--- Start Source material ---

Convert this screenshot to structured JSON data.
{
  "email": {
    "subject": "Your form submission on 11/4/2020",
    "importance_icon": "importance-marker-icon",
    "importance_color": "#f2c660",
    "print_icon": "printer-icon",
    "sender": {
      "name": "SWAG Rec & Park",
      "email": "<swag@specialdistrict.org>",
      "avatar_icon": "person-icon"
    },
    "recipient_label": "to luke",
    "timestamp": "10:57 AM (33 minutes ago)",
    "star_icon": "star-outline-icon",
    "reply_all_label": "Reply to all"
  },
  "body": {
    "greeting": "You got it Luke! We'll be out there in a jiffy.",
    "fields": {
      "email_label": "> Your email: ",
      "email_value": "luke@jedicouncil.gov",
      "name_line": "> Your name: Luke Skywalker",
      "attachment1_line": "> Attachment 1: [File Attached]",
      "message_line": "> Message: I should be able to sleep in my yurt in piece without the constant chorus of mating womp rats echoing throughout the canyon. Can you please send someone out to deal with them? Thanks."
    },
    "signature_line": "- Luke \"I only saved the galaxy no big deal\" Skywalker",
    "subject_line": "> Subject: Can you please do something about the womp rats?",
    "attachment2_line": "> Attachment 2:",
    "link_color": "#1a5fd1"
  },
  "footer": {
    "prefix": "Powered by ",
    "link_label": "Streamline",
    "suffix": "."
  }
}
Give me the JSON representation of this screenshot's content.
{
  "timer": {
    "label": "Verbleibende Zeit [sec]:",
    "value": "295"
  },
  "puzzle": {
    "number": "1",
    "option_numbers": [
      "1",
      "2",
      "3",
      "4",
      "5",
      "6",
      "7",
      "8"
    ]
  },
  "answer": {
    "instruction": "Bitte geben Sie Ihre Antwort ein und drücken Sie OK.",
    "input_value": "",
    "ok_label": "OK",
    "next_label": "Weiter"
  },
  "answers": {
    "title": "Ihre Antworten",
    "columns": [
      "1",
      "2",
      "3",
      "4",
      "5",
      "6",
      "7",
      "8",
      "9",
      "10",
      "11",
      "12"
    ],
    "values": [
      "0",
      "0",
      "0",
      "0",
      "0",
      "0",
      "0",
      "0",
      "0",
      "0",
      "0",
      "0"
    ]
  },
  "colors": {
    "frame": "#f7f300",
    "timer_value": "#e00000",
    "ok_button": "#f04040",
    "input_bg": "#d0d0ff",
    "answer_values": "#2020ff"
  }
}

--- End Source material ---

**Set problem**
Look above for lines with the word "deal" and copy them all.

**Task output**
      "message_line": "> Message: I should be able to sleep in my yurt in piece without the constant chorus of mating womp rats echoing throughout the canyon. Can you please send someone out to deal with them? Thanks."
    "signature_line": "- Luke \"I only saved the galaxy no big deal\" Skywalker",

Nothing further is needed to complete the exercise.